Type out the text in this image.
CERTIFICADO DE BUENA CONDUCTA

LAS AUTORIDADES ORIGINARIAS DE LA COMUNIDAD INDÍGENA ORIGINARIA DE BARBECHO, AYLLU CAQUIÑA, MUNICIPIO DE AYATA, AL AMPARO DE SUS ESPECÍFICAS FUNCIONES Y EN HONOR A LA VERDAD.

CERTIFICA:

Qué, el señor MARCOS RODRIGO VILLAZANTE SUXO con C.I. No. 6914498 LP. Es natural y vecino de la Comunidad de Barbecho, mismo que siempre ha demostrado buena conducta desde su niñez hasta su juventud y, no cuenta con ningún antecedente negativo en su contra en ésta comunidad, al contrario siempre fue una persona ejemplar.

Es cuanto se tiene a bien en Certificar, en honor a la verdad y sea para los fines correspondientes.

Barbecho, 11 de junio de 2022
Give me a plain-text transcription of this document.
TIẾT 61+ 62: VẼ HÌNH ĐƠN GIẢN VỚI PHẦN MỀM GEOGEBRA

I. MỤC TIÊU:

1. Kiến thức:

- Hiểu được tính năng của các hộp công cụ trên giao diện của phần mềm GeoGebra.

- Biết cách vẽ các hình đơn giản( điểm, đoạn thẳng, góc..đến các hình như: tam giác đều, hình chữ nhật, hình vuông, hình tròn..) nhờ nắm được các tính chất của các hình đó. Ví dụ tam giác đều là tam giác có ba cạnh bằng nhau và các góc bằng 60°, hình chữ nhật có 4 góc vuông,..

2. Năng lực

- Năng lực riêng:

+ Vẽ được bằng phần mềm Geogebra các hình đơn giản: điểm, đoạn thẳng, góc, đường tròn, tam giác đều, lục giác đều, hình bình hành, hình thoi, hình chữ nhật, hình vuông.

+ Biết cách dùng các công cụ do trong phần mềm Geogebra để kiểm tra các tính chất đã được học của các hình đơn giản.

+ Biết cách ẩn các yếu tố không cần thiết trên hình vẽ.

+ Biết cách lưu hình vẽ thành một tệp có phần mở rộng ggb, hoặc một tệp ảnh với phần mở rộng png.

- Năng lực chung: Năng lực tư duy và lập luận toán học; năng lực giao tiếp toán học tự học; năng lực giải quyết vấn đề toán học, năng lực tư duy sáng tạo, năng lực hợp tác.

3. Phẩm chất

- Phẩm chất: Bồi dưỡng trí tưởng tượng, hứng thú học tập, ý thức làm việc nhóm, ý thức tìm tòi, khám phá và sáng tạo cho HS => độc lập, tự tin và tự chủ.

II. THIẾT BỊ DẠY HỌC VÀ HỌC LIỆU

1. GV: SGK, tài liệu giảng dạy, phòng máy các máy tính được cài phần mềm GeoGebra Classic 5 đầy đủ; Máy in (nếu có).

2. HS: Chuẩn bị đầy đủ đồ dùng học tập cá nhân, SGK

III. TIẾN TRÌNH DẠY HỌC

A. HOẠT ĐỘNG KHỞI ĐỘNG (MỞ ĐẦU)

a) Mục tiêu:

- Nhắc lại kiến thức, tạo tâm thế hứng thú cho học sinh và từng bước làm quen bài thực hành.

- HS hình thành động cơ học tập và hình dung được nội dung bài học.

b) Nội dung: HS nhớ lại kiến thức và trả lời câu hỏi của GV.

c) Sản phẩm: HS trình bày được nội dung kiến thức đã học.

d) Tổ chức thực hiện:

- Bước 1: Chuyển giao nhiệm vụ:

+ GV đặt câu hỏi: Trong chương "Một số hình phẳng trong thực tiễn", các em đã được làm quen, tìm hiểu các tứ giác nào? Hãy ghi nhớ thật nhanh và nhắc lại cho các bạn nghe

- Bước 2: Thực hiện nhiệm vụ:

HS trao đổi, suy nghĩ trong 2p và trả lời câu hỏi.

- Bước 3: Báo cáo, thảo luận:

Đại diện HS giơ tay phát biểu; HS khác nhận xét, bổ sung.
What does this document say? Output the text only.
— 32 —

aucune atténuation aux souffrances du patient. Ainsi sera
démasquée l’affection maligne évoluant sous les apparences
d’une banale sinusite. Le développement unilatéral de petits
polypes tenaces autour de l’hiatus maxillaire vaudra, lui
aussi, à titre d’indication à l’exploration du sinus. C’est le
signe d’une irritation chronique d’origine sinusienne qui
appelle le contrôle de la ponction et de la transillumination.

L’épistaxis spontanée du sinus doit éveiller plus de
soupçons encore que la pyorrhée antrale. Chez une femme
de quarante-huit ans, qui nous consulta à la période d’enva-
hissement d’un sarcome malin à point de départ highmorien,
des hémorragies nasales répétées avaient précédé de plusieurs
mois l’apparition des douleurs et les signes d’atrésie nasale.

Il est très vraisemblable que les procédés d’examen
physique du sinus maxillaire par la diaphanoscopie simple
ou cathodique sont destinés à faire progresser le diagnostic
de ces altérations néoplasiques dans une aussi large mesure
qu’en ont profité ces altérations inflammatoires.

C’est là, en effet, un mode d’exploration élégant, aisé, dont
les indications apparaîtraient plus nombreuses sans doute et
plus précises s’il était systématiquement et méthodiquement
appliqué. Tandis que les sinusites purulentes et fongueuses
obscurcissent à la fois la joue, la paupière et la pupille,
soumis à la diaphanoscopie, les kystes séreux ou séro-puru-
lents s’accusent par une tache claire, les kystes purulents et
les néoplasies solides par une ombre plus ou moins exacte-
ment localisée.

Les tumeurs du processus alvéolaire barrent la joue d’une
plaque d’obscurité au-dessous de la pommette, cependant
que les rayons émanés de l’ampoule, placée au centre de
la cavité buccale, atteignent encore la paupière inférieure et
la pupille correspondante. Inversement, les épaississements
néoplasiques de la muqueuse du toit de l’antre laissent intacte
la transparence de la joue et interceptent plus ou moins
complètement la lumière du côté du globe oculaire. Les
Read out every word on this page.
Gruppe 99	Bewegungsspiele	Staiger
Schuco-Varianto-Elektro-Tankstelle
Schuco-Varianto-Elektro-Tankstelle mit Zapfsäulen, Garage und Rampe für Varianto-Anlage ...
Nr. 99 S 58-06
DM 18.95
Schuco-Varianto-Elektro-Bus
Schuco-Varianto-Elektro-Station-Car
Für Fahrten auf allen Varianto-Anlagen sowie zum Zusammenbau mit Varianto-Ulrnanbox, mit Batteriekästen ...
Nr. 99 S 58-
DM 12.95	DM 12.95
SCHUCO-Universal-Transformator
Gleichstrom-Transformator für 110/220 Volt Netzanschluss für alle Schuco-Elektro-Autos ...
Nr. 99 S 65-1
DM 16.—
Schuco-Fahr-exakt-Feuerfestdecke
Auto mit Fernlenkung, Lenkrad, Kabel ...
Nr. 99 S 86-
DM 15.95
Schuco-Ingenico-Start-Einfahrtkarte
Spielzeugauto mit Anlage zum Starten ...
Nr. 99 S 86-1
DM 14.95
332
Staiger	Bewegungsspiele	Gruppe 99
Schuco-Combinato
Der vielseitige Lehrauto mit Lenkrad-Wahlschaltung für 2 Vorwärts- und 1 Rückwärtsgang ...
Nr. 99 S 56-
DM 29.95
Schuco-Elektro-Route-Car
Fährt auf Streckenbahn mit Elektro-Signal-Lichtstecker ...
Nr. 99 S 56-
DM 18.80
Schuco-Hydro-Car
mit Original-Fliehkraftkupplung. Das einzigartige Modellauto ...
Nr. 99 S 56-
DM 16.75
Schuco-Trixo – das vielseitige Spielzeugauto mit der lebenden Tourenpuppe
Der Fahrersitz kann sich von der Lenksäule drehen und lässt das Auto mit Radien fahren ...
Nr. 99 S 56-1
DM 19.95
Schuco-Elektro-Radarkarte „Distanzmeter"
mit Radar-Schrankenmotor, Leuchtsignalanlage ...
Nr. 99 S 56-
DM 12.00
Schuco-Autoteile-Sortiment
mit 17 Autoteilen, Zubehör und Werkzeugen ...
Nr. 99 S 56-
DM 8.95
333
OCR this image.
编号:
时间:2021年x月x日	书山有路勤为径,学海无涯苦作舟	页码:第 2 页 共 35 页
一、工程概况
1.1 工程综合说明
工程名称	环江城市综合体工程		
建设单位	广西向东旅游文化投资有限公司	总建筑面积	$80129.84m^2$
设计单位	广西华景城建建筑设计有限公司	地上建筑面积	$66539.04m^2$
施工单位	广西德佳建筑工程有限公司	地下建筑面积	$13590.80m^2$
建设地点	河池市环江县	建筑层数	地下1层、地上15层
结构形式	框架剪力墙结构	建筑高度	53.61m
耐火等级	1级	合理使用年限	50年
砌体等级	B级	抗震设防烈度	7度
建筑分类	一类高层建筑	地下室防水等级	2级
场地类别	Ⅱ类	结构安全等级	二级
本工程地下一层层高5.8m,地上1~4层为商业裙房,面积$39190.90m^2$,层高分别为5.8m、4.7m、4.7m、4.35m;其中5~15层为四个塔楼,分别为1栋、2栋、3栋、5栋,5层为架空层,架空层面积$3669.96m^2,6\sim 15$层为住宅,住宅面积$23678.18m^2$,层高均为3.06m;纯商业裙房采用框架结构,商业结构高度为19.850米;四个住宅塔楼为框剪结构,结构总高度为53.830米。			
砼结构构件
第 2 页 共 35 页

*-*-*

§ **What the task asks**: Locate the word "vuông" in the records and collect each line it appears in.

§ **Worked solution**:
- Biết cách vẽ các hình đơn giản( điểm, đoạn thẳng, góc..đến các hình như: tam giác đều, hình chữ nhật, hình vuông, hình tròn..) nhờ nắm được các tính chất của các hình đó. Ví dụ tam giác đều là tam giác có ba cạnh bằng nhau và các góc bằng 60°, hình chữ nhật có 4 góc vuông,..
+ Vẽ được bằng phần mềm Geogebra các hình đơn giản: điểm, đoạn thẳng, góc, đường tròn, tam giác đều, lục giác đều, hình bình hành, hình thoi, hình chữ nhật, hình vuông.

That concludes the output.